* _What you are asked to do_
For every line in the data below that contains "rizika", copy the line.

* _Records provided_
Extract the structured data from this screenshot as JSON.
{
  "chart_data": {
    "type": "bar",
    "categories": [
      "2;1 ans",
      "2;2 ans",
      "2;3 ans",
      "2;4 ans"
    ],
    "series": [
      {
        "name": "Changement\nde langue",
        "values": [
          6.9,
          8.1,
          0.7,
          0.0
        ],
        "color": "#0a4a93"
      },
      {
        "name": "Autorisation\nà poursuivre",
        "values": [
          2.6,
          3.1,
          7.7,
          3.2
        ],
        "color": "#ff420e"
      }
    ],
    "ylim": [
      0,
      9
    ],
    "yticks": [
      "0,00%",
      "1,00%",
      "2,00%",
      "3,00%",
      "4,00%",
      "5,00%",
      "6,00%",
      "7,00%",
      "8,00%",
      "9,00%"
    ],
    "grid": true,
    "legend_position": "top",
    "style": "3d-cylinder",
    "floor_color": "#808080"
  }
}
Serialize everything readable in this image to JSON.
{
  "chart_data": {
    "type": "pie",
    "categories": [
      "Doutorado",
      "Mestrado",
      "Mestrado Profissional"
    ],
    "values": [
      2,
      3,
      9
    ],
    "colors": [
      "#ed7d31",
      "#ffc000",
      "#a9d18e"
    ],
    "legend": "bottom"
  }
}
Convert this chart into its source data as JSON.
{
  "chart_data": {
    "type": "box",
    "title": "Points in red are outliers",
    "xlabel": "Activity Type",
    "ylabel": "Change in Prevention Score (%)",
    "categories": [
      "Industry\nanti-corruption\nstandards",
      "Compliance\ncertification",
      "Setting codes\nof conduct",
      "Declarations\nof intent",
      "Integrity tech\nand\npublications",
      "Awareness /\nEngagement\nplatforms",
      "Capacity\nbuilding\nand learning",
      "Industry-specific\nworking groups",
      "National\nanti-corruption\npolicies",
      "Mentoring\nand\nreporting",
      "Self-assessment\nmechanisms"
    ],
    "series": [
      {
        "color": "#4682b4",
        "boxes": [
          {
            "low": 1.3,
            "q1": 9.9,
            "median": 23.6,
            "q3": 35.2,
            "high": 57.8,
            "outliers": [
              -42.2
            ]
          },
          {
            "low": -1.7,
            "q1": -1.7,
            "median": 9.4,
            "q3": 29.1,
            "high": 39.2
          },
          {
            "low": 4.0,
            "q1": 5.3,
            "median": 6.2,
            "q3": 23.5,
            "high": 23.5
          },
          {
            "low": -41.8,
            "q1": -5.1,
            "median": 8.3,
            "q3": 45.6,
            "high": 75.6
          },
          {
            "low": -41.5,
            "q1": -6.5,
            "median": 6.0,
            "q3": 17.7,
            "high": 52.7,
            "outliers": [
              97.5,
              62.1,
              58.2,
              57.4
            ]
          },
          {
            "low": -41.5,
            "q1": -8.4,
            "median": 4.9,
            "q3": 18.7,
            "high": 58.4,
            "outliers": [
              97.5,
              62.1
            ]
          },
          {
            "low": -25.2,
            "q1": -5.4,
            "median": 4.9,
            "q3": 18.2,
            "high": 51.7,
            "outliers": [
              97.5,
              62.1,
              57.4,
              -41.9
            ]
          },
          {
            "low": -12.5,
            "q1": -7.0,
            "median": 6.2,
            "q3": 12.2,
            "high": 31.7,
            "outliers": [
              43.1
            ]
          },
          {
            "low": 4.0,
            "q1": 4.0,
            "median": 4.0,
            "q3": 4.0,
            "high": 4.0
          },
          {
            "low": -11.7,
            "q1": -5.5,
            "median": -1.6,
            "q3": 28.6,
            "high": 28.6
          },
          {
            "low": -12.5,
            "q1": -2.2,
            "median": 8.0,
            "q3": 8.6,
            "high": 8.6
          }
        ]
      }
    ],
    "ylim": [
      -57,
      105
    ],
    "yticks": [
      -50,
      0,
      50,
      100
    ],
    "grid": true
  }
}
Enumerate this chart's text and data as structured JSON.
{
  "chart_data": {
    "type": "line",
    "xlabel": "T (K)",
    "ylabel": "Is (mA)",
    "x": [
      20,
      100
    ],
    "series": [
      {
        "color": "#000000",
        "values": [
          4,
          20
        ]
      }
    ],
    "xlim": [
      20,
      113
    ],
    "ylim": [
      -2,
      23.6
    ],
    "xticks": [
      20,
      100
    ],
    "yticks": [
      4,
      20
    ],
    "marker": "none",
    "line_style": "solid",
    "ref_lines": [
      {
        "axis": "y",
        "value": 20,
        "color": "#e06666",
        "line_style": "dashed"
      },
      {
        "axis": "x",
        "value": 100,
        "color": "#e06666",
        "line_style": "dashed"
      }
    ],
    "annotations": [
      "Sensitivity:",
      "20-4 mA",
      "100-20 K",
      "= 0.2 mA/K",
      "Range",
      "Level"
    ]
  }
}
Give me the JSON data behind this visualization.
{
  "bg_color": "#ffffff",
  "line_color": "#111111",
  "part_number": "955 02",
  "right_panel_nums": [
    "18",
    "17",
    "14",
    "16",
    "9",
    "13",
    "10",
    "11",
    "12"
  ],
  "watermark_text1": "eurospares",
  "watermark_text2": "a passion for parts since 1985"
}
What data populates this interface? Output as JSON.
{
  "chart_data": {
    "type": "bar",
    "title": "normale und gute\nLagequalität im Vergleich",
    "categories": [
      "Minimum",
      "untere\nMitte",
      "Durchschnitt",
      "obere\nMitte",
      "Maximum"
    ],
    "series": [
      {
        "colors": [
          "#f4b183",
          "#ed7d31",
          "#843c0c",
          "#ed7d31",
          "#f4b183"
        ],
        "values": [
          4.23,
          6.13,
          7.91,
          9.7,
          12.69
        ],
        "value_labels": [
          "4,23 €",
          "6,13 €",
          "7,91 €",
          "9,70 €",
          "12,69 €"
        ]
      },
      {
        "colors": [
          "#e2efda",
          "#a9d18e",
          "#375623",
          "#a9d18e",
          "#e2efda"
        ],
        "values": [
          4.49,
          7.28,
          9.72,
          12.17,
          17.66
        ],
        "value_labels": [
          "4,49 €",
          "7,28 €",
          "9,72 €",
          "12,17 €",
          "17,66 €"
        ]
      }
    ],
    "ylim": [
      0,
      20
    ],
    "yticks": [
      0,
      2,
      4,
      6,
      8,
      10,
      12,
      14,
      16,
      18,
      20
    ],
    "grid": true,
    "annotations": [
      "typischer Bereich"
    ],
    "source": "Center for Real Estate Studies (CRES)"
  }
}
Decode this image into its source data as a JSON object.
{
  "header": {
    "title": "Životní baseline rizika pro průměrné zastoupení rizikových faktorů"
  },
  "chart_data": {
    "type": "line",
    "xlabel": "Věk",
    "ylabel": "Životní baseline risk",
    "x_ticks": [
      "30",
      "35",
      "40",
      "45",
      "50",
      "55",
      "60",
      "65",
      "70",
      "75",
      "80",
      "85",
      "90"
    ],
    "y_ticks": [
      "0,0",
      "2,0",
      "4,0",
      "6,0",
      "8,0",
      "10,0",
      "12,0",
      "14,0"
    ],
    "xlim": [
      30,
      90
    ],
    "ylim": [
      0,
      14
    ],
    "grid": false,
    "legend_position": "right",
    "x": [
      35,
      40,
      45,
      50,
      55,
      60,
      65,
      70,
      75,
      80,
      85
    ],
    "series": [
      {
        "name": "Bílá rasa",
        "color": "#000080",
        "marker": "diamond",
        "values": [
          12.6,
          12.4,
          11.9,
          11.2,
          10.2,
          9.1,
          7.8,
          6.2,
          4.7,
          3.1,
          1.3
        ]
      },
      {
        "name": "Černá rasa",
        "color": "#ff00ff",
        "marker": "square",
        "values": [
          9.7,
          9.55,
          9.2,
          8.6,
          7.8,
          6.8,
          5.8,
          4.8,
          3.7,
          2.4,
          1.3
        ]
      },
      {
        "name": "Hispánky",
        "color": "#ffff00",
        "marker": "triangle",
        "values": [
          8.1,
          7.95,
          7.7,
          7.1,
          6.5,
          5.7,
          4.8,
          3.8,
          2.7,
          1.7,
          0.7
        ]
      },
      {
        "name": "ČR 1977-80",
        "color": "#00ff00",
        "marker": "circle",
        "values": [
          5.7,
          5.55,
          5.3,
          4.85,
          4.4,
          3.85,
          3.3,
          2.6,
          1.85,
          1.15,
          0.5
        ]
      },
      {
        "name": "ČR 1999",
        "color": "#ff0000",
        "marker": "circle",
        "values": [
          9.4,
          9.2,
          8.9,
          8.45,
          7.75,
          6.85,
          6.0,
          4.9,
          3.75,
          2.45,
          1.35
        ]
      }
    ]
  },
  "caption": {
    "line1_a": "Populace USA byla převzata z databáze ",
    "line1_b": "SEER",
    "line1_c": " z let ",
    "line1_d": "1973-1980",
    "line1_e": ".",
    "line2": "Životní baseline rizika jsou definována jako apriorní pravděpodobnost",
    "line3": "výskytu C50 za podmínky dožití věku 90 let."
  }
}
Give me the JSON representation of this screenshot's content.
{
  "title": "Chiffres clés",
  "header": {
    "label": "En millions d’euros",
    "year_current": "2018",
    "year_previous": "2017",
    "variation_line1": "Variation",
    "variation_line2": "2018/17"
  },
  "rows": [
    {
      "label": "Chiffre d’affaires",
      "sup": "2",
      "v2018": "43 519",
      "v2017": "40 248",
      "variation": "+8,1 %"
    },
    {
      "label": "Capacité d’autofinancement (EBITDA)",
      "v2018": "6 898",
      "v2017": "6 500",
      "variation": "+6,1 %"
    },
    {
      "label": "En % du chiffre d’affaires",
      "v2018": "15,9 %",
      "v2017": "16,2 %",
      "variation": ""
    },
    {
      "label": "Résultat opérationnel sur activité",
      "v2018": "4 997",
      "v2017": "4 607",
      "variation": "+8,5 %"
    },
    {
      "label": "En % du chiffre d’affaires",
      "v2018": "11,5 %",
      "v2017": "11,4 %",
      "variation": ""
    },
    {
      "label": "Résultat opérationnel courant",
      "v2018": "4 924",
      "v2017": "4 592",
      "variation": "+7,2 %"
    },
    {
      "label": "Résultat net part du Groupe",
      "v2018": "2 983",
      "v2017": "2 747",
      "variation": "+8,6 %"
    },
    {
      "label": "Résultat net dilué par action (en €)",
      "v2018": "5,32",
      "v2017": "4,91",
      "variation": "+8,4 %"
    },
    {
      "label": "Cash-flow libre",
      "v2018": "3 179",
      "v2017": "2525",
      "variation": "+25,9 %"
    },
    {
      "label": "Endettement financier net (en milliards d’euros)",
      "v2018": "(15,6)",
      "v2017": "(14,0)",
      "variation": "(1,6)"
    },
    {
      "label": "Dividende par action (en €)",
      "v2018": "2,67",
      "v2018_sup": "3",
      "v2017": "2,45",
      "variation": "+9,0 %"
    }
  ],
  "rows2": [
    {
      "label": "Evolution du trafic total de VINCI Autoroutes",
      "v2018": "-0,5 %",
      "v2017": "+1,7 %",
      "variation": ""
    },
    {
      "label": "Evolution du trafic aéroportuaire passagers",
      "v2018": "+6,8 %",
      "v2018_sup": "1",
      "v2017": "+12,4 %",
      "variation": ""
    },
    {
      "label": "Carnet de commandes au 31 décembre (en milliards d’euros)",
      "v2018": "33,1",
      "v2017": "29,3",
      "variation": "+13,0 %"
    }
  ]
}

* _Task answer_
    "title": "Životní baseline rizika pro průměrné zastoupení rizikových faktorů"
    "line2": "Životní baseline rizika jsou definována jako apriorní pravděpodobnost",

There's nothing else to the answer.